**Dataset entries**
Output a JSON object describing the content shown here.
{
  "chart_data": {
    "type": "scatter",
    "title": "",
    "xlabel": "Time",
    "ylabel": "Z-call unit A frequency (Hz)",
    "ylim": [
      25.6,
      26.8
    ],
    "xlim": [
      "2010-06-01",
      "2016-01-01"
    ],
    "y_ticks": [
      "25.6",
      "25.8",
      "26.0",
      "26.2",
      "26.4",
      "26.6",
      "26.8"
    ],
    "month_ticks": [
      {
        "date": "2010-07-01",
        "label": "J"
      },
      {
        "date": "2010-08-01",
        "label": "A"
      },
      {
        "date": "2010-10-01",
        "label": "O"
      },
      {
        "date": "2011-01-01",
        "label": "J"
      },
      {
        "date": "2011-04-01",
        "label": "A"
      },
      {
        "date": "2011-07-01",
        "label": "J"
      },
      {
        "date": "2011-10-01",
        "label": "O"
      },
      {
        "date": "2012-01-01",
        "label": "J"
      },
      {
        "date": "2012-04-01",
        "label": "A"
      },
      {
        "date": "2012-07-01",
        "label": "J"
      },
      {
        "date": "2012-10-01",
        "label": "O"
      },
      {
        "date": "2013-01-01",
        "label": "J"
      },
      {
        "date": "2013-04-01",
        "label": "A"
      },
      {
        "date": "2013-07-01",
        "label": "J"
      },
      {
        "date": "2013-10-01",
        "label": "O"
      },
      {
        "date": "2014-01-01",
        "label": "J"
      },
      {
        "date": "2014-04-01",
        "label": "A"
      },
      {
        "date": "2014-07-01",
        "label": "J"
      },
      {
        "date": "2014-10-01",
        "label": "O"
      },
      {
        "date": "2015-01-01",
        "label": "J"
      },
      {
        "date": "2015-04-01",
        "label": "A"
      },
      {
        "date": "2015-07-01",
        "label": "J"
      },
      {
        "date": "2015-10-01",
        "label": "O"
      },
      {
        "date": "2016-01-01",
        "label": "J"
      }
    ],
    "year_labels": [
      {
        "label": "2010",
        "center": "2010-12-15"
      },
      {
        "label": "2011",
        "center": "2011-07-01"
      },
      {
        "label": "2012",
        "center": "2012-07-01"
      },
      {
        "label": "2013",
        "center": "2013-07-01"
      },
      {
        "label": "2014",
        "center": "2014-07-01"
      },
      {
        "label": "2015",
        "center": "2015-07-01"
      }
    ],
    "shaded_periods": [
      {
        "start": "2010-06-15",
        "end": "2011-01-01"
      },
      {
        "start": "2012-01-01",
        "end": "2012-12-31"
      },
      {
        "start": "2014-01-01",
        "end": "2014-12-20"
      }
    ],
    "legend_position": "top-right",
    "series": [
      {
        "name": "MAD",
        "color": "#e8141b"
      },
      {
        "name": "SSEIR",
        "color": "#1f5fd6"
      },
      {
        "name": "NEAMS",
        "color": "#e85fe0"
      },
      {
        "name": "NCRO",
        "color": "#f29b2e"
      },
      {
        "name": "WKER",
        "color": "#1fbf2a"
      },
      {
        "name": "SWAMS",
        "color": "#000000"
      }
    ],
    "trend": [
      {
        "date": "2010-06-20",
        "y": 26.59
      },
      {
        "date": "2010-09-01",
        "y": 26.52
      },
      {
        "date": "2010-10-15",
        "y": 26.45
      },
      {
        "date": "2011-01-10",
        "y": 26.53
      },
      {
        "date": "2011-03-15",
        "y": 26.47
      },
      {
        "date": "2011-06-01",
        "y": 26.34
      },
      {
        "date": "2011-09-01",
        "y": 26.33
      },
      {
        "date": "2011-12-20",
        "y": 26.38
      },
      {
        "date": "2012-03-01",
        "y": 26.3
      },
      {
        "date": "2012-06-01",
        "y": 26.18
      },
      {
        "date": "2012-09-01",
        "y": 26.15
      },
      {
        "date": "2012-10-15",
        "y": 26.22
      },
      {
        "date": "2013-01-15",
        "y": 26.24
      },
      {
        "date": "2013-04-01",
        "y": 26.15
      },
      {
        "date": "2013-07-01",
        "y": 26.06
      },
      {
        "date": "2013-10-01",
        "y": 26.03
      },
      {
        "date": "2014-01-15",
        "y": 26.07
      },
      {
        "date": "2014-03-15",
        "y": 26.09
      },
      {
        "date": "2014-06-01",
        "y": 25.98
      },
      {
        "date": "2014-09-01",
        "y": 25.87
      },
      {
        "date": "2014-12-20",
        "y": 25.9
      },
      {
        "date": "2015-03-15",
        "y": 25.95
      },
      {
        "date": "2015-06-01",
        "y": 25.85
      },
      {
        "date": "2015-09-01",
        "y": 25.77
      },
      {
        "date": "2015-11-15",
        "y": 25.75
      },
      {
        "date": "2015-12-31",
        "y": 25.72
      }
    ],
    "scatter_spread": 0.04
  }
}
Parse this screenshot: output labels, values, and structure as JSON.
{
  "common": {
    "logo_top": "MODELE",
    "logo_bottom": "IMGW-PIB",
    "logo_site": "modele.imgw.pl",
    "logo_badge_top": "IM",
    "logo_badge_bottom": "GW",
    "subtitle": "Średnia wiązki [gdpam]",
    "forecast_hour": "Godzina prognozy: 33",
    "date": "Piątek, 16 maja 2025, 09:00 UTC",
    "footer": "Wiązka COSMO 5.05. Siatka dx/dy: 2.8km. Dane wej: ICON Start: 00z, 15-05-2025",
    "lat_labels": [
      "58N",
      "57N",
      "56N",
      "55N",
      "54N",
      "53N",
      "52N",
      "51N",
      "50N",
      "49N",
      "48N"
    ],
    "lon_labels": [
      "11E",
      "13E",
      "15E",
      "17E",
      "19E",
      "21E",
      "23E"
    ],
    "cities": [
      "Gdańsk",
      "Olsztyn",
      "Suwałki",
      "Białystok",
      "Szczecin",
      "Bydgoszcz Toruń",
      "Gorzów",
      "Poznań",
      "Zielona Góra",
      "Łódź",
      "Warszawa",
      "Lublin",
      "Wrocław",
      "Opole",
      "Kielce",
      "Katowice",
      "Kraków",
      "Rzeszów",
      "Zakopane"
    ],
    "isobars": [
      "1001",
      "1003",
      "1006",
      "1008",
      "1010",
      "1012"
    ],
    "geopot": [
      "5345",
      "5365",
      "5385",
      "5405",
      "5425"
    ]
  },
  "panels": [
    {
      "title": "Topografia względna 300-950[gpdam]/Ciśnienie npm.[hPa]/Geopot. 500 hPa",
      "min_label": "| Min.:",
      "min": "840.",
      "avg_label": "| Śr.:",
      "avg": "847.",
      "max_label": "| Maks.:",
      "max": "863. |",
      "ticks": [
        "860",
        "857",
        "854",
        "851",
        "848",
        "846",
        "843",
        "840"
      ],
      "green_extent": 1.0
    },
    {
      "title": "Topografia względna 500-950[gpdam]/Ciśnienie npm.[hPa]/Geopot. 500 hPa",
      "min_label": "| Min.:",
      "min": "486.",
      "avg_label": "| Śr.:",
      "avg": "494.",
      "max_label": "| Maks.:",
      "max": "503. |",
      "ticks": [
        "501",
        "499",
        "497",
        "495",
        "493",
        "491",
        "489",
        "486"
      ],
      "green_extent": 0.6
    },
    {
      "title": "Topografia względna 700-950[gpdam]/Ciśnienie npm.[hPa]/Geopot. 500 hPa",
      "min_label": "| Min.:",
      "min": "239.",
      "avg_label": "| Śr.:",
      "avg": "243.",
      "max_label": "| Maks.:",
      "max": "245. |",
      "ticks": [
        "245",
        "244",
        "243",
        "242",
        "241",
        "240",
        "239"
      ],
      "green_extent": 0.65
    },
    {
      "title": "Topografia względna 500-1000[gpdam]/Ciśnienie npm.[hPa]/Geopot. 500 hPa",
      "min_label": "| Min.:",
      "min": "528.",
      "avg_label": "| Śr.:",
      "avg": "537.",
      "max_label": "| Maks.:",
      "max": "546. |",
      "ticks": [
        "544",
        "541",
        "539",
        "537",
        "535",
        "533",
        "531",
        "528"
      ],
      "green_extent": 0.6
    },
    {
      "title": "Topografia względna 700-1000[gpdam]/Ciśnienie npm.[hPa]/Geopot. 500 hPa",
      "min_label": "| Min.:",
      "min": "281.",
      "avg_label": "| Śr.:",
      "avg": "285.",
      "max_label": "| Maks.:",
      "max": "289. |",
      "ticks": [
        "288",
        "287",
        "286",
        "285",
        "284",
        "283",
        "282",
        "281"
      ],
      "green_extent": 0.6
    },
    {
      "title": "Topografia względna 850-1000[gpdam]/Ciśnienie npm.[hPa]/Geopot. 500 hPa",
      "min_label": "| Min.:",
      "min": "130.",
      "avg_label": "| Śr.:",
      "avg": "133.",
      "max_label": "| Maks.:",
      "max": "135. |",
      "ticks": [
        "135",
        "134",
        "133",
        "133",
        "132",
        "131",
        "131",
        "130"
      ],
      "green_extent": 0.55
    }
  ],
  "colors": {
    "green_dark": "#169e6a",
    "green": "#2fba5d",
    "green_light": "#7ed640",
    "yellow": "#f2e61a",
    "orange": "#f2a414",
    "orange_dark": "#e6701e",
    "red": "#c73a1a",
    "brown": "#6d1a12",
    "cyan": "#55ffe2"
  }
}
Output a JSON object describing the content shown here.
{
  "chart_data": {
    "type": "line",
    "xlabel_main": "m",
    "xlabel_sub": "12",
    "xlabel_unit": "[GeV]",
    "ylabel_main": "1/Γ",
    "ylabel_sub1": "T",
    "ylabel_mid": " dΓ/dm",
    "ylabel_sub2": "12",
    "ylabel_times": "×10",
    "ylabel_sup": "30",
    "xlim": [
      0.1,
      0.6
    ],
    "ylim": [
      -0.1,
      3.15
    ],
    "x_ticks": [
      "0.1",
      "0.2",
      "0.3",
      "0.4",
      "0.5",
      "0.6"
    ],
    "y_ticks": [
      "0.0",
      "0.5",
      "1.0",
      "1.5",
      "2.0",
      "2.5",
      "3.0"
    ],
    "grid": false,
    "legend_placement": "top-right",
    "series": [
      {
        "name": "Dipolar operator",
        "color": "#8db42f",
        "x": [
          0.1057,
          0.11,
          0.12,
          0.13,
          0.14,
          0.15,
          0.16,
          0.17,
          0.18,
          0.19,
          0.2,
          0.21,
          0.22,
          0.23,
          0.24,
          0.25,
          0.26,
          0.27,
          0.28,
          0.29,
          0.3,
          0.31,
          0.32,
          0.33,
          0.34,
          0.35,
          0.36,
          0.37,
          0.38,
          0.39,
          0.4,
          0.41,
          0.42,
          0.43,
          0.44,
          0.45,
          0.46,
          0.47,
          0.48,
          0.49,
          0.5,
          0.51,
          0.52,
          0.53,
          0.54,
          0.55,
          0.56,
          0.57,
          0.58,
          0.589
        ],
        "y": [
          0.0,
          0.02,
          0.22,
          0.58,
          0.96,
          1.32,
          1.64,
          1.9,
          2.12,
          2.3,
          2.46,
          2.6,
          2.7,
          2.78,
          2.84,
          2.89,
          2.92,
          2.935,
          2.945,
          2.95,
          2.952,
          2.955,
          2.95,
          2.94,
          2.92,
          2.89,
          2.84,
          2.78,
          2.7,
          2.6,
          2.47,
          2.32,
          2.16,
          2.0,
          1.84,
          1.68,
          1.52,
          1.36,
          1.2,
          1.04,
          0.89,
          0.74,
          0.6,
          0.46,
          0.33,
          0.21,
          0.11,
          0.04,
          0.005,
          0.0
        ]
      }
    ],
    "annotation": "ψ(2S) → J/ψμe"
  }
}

**Task**
Pull out each line holding the string "gpdam".

**Worked answer**
      "title": "Topografia względna 300-950[gpdam]/Ciśnienie npm.[hPa]/Geopot. 500 hPa",
      "title": "Topografia względna 500-950[gpdam]/Ciśnienie npm.[hPa]/Geopot. 500 hPa",
      "title": "Topografia względna 700-950[gpdam]/Ciśnienie npm.[hPa]/Geopot. 500 hPa",
      "title": "Topografia względna 500-1000[gpdam]/Ciśnienie npm.[hPa]/Geopot. 500 hPa",
      "title": "Topografia względna 700-1000[gpdam]/Ciśnienie npm.[hPa]/Geopot. 500 hPa",
      "title": "Topografia względna 850-1000[gpdam]/Ciśnienie npm.[hPa]/Geopot. 500 hPa",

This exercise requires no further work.